### [Written exercise]
In full and without deviation, write out the entries that follow.

### [Task inputs]

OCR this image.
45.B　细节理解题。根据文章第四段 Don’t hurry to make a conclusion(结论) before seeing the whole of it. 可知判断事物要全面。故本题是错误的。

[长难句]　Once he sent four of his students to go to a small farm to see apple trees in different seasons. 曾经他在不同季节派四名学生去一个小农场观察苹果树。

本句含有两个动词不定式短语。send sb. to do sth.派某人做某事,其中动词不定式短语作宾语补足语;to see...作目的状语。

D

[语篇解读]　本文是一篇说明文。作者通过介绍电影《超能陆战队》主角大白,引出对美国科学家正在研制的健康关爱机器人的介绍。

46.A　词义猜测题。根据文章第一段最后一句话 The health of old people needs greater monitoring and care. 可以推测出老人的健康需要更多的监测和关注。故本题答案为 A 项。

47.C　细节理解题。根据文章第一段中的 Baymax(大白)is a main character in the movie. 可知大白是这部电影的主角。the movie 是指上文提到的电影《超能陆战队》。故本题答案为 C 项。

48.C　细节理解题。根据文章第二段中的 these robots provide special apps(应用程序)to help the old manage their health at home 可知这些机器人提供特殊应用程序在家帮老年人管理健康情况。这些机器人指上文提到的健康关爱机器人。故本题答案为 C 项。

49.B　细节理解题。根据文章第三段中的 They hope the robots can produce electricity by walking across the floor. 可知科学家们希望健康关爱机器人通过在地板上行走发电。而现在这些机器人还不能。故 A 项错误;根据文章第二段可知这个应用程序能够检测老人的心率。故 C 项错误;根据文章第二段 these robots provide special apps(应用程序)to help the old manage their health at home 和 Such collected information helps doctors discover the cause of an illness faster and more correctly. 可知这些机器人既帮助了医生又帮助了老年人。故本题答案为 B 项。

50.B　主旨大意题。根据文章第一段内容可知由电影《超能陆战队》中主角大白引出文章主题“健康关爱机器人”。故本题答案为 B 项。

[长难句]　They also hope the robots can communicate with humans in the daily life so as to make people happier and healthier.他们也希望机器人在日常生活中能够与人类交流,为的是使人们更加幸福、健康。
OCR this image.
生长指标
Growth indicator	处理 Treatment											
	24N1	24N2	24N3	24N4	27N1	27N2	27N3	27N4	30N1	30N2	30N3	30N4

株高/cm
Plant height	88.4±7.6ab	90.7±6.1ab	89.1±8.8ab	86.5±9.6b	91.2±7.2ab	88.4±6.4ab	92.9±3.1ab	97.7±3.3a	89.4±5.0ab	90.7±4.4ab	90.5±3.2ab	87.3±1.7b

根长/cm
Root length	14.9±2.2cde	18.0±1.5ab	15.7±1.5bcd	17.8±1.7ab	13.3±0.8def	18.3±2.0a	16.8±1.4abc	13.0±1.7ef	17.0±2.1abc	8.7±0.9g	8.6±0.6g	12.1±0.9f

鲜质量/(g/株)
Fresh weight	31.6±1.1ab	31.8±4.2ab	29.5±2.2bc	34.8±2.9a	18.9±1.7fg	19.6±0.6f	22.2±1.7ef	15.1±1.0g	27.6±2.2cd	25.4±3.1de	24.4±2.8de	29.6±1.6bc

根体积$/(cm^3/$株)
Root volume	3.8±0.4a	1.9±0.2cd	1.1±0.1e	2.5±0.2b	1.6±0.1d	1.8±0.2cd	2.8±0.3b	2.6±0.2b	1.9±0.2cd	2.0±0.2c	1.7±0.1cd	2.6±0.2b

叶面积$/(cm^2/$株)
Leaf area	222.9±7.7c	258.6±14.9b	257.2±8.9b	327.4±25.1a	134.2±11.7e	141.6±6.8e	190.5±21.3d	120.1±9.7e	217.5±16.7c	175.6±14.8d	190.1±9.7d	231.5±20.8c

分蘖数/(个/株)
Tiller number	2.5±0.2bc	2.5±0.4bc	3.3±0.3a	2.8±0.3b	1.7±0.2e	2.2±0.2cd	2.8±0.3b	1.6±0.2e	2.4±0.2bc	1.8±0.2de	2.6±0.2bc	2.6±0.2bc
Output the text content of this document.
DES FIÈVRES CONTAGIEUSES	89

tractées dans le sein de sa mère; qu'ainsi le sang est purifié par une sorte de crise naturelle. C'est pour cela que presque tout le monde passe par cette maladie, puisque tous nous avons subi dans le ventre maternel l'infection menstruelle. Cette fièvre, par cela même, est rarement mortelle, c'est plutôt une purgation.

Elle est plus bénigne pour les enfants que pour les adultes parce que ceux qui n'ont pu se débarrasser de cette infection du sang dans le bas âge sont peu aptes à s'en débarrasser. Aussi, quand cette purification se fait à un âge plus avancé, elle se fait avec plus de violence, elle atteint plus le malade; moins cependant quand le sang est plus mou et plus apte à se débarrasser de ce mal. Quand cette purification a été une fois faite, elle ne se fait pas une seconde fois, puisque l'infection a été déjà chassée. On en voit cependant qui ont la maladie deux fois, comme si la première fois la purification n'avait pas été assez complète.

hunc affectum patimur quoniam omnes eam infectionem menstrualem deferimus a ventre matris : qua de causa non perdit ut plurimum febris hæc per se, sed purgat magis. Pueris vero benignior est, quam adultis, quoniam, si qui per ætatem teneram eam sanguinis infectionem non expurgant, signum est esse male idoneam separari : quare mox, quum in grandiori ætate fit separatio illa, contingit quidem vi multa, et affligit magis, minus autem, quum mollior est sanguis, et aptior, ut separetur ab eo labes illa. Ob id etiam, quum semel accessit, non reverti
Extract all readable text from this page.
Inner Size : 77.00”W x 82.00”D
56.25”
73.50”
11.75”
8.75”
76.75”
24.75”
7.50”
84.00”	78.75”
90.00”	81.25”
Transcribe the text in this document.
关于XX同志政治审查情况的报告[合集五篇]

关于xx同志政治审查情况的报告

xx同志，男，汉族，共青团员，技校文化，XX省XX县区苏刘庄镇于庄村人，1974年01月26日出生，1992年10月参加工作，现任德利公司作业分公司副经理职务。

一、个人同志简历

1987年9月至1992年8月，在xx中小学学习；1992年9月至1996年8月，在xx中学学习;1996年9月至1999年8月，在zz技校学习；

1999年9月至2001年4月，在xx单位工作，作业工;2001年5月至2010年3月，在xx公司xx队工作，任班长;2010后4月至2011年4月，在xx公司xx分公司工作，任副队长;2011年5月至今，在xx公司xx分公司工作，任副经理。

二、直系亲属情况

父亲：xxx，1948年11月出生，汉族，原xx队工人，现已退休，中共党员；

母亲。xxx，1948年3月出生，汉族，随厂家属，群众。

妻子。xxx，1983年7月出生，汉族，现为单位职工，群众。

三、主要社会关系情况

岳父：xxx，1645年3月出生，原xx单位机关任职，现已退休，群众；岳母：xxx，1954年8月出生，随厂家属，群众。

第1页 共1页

### [Answer to this task]
OCR this image.
45.B　细节理解题。根据文章第四段 Don’t hurry to make a conclusion(结论) before seeing the whole of it. 可知判断事物要全面。故本题是错误的。

[长难句]　Once he sent four of his students to go to a small farm to see apple trees in different seasons. 曾经他在不同季节派四名学生去一个小农场观察苹果树。

本句含有两个动词不定式短语。send sb. to do sth.派某人做某事,其中动词不定式短语作宾语补足语;to see...作目的状语。

D

[语篇解读]　本文是一篇说明文。作者通过介绍电影《超能陆战队》主角大白,引出对美国科学家正在研制的健康关爱机器人的介绍。

46.A　词义猜测题。根据文章第一段最后一句话 The health of old people needs greater monitoring and care. 可以推测出老人的健康需要更多的监测和关注。故本题答案为 A 项。

47.C　细节理解题。根据文章第一段中的 Baymax(大白)is a main character in the movie. 可知大白是这部电影的主角。the movie 是指上文提到的电影《超能陆战队》。故本题答案为 C 项。

48.C　细节理解题。根据文章第二段中的 these robots provide special apps(应用程序)to help the old manage their health at home 可知这些机器人提供特殊应用程序在家帮老年人管理健康情况。这些机器人指上文提到的健康关爱机器人。故本题答案为 C 项。

49.B　细节理解题。根据文章第三段中的 They hope the robots can produce electricity by walking across the floor. 可知科学家们希望健康关爱机器人通过在地板上行走发电。而现在这些机器人还不能。故 A 项错误;根据文章第二段可知这个应用程序能够检测老人的心率。故 C 项错误;根据文章第二段 these robots provide special apps(应用程序)to help the old manage their health at home 和 Such collected information helps doctors discover the cause of an illness faster and more correctly. 可知这些机器人既帮助了医生又帮助了老年人。故本题答案为 B 项。

50.B　主旨大意题。根据文章第一段内容可知由电影《超能陆战队》中主角大白引出文章主题“健康关爱机器人”。故本题答案为 B 项。

[长难句]　They also hope the robots can communicate with humans in the daily life so as to make people happier and healthier.他们也希望机器人在日常生活中能够与人类交流,为的是使人们更加幸福、健康。
OCR this image.
生长指标
Growth indicator	处理 Treatment											
	24N1	24N2	24N3	24N4	27N1	27N2	27N3	27N4	30N1	30N2	30N3	30N4

株高/cm
Plant height	88.4±7.6ab	90.7±6.1ab	89.1±8.8ab	86.5±9.6b	91.2±7.2ab	88.4±6.4ab	92.9±3.1ab	97.7±3.3a	89.4±5.0ab	90.7±4.4ab	90.5±3.2ab	87.3±1.7b

根长/cm
Root length	14.9±2.2cde	18.0±1.5ab	15.7±1.5bcd	17.8±1.7ab	13.3±0.8def	18.3±2.0a	16.8±1.4abc	13.0±1.7ef	17.0±2.1abc	8.7±0.9g	8.6±0.6g	12.1±0.9f

鲜质量/(g/株)
Fresh weight	31.6±1.1ab	31.8±4.2ab	29.5±2.2bc	34.8±2.9a	18.9±1.7fg	19.6±0.6f	22.2±1.7ef	15.1±1.0g	27.6±2.2cd	25.4±3.1de	24.4±2.8de	29.6±1.6bc

根体积$/(cm^3/$株)
Root volume	3.8±0.4a	1.9±0.2cd	1.1±0.1e	2.5±0.2b	1.6±0.1d	1.8±0.2cd	2.8±0.3b	2.6±0.2b	1.9±0.2cd	2.0±0.2c	1.7±0.1cd	2.6±0.2b

叶面积$/(cm^2/$株)
Leaf area	222.9±7.7c	258.6±14.9b	257.2±8.9b	327.4±25.1a	134.2±11.7e	141.6±6.8e	190.5±21.3d	120.1±9.7e	217.5±16.7c	175.6±14.8d	190.1±9.7d	231.5±20.8c

分蘖数/(个/株)
Tiller number	2.5±0.2bc	2.5±0.4bc	3.3±0.3a	2.8±0.3b	1.7±0.2e	2.2±0.2cd	2.8±0.3b	1.6±0.2e	2.4±0.2bc	1.8±0.2de	2.6±0.2bc	2.6±0.2bc
Output the text content of this document.
DES FIÈVRES CONTAGIEUSES	89

tractées dans le sein de sa mère; qu'ainsi le sang est purifié par une sorte de crise naturelle. C'est pour cela que presque tout le monde passe par cette maladie, puisque tous nous avons subi dans le ventre maternel l'infection menstruelle. Cette fièvre, par cela même, est rarement mortelle, c'est plutôt une purgation.

Elle est plus bénigne pour les enfants que pour les adultes parce que ceux qui n'ont pu se débarrasser de cette infection du sang dans le bas âge sont peu aptes à s'en débarrasser. Aussi, quand cette purification se fait à un âge plus avancé, elle se fait avec plus de violence, elle atteint plus le malade; moins cependant quand le sang est plus mou et plus apte à se débarrasser de ce mal. Quand cette purification a été une fois faite, elle ne se fait pas une seconde fois, puisque l'infection a été déjà chassée. On en voit cependant qui ont la maladie deux fois, comme si la première fois la purification n'avait pas été assez complète.

hunc affectum patimur quoniam omnes eam infectionem menstrualem deferimus a ventre matris : qua de causa non perdit ut plurimum febris hæc per se, sed purgat magis. Pueris vero benignior est, quam adultis, quoniam, si qui per ætatem teneram eam sanguinis infectionem non expurgant, signum est esse male idoneam separari : quare mox, quum in grandiori ætate fit separatio illa, contingit quidem vi multa, et affligit magis, minus autem, quum mollior est sanguis, et aptior, ut separetur ab eo labes illa. Ob id etiam, quum semel accessit, non reverti
Extract all readable text from this page.
Inner Size : 77.00”W x 82.00”D
56.25”
73.50”
11.75”
8.75”
76.75”
24.75”
7.50”
84.00”	78.75”
90.00”	81.25”
Transcribe the text in this document.
关于XX同志政治审查情况的报告[合集五篇]

关于xx同志政治审查情况的报告

xx同志，男，汉族，共青团员，技校文化，XX省XX县区苏刘庄镇于庄村人，1974年01月26日出生，1992年10月参加工作，现任德利公司作业分公司副经理职务。

一、个人同志简历

1987年9月至1992年8月，在xx中小学学习；1992年9月至1996年8月，在xx中学学习;1996年9月至1999年8月，在zz技校学习；

1999年9月至2001年4月，在xx单位工作，作业工;2001年5月至2010年3月，在xx公司xx队工作，任班长;2010后4月至2011年4月，在xx公司xx分公司工作，任副队长;2011年5月至今，在xx公司xx分公司工作，任副经理。

二、直系亲属情况

父亲：xxx，1948年11月出生，汉族，原xx队工人，现已退休，中共党员；

母亲。xxx，1948年3月出生，汉族，随厂家属，群众。

妻子。xxx，1983年7月出生，汉族，现为单位职工，群众。

三、主要社会关系情况

岳父：xxx，1645年3月出生，原xx单位机关任职，现已退休，群众；岳母：xxx，1954年8月出生，随厂家属，群众。

第1页 共1页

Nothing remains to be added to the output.